── MATERIAL PROVIDED

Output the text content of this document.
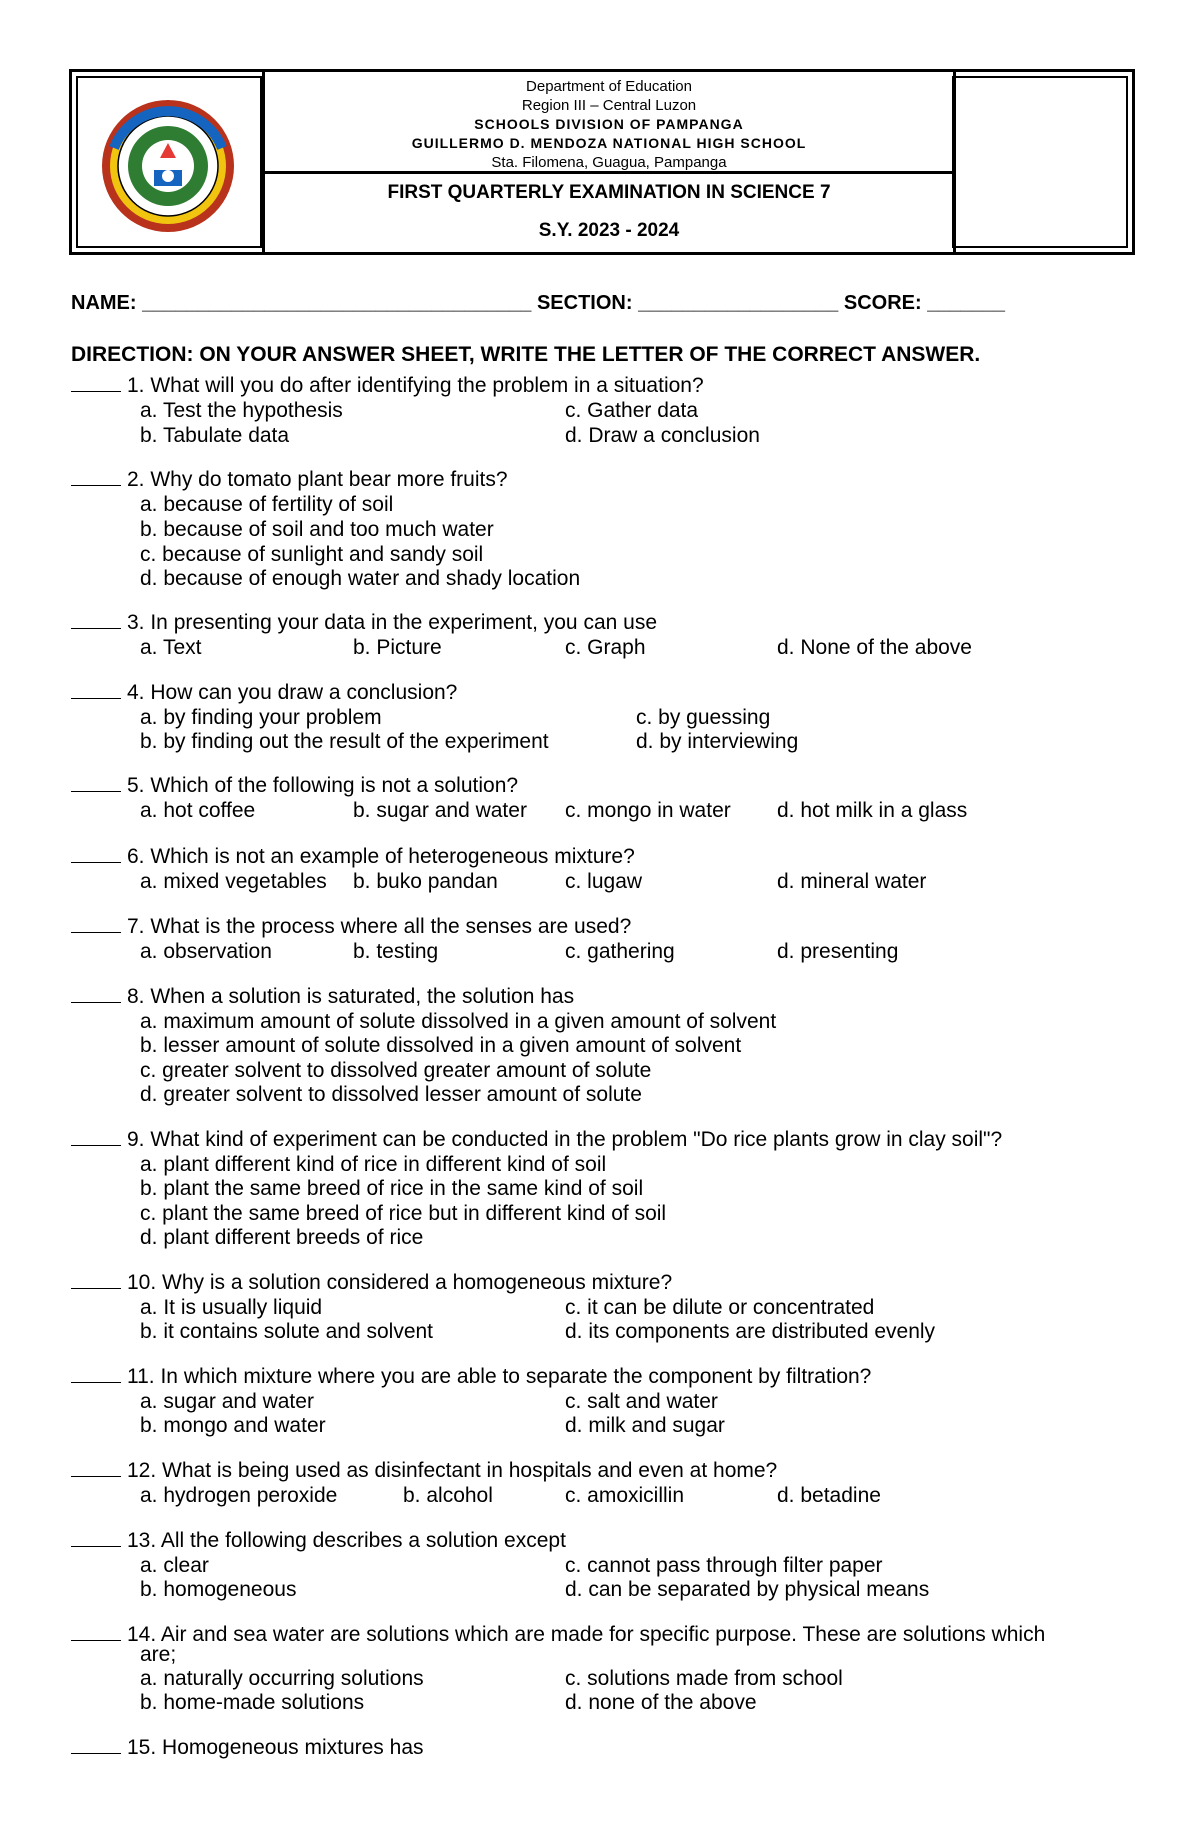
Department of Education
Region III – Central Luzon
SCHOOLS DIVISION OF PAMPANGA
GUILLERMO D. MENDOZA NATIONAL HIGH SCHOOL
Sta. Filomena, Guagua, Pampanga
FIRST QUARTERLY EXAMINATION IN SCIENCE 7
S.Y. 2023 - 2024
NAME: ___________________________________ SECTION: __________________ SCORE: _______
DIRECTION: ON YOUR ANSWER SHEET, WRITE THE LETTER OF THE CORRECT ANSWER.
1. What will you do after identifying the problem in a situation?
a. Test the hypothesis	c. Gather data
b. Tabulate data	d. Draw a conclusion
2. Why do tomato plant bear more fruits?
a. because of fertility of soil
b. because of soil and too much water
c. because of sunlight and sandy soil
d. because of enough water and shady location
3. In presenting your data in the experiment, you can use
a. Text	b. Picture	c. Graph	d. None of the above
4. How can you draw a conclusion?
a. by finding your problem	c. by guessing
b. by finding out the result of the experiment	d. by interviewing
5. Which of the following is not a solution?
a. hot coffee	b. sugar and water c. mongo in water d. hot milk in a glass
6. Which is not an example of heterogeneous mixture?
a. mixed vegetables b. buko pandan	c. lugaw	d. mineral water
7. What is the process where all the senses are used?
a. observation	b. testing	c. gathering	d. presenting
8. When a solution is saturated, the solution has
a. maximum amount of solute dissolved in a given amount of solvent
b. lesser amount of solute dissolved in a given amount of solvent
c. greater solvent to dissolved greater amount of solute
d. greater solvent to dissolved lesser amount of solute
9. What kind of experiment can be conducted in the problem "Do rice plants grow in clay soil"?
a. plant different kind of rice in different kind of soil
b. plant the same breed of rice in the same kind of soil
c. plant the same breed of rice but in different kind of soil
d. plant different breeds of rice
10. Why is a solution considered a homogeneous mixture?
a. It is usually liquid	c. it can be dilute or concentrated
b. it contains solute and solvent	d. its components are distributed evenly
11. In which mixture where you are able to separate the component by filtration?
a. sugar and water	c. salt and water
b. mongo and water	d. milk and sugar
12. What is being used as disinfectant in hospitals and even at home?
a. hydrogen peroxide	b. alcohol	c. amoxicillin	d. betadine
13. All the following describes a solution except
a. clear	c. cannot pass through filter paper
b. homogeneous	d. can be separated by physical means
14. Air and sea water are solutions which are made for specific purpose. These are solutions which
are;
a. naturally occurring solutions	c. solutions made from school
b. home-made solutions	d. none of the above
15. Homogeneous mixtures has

────

### BRIEF
Repeat the listing verbatim. Skip the pictures.

### ANSWER FOR THE TASK
Output the text content of this document.
Department of Education
Region III – Central Luzon
SCHOOLS DIVISION OF PAMPANGA
GUILLERMO D. MENDOZA NATIONAL HIGH SCHOOL
Sta. Filomena, Guagua, Pampanga
FIRST QUARTERLY EXAMINATION IN SCIENCE 7
S.Y. 2023 - 2024
NAME: ___________________________________ SECTION: __________________ SCORE: _______
DIRECTION: ON YOUR ANSWER SHEET, WRITE THE LETTER OF THE CORRECT ANSWER.
1. What will you do after identifying the problem in a situation?
a. Test the hypothesis	c. Gather data
b. Tabulate data	d. Draw a conclusion
2. Why do tomato plant bear more fruits?
a. because of fertility of soil
b. because of soil and too much water
c. because of sunlight and sandy soil
d. because of enough water and shady location
3. In presenting your data in the experiment, you can use
a. Text	b. Picture	c. Graph	d. None of the above
4. How can you draw a conclusion?
a. by finding your problem	c. by guessing
b. by finding out the result of the experiment	d. by interviewing
5. Which of the following is not a solution?
a. hot coffee	b. sugar and water c. mongo in water d. hot milk in a glass
6. Which is not an example of heterogeneous mixture?
a. mixed vegetables b. buko pandan	c. lugaw	d. mineral water
7. What is the process where all the senses are used?
a. observation	b. testing	c. gathering	d. presenting
8. When a solution is saturated, the solution has
a. maximum amount of solute dissolved in a given amount of solvent
b. lesser amount of solute dissolved in a given amount of solvent
c. greater solvent to dissolved greater amount of solute
d. greater solvent to dissolved lesser amount of solute
9. What kind of experiment can be conducted in the problem "Do rice plants grow in clay soil"?
a. plant different kind of rice in different kind of soil
b. plant the same breed of rice in the same kind of soil
c. plant the same breed of rice but in different kind of soil
d. plant different breeds of rice
10. Why is a solution considered a homogeneous mixture?
a. It is usually liquid	c. it can be dilute or concentrated
b. it contains solute and solvent	d. its components are distributed evenly
11. In which mixture where you are able to separate the component by filtration?
a. sugar and water	c. salt and water
b. mongo and water	d. milk and sugar
12. What is being used as disinfectant in hospitals and even at home?
a. hydrogen peroxide	b. alcohol	c. amoxicillin	d. betadine
13. All the following describes a solution except
a. clear	c. cannot pass through filter paper
b. homogeneous	d. can be separated by physical means
14. Air and sea water are solutions which are made for specific purpose. These are solutions which
are;
a. naturally occurring solutions	c. solutions made from school
b. home-made solutions	d. none of the above
15. Homogeneous mixtures has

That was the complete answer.